__Task goal__. The records below must be retyped exactly.

:::::

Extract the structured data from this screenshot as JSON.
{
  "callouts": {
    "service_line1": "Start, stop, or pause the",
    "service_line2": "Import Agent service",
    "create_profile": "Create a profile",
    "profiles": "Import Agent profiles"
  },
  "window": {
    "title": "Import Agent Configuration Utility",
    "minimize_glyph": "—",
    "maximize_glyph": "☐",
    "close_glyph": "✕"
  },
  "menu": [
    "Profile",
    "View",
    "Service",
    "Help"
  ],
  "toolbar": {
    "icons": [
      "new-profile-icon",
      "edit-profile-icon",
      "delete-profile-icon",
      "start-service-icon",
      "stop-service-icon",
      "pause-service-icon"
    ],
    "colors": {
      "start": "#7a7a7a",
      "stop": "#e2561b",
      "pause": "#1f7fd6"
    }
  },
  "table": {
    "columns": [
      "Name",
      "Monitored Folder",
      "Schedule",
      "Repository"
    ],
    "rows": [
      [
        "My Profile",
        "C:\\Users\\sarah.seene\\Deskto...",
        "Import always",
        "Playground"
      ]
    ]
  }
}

:::::

__Solution__.
Extract the structured data from this screenshot as JSON.
{
  "callouts": {
    "service_line1": "Start, stop, or pause the",
    "service_line2": "Import Agent service",
    "create_profile": "Create a profile",
    "profiles": "Import Agent profiles"
  },
  "window": {
    "title": "Import Agent Configuration Utility",
    "minimize_glyph": "—",
    "maximize_glyph": "☐",
    "close_glyph": "✕"
  },
  "menu": [
    "Profile",
    "View",
    "Service",
    "Help"
  ],
  "toolbar": {
    "icons": [
      "new-profile-icon",
      "edit-profile-icon",
      "delete-profile-icon",
      "start-service-icon",
      "stop-service-icon",
      "pause-service-icon"
    ],
    "colors": {
      "start": "#7a7a7a",
      "stop": "#e2561b",
      "pause": "#1f7fd6"
    }
  },
  "table": {
    "columns": [
      "Name",
      "Monitored Folder",
      "Schedule",
      "Repository"
    ],
    "rows": [
      [
        "My Profile",
        "C:\\Users\\sarah.seene\\Deskto...",
        "Import always",
        "Playground"
      ]
    ]
  }
}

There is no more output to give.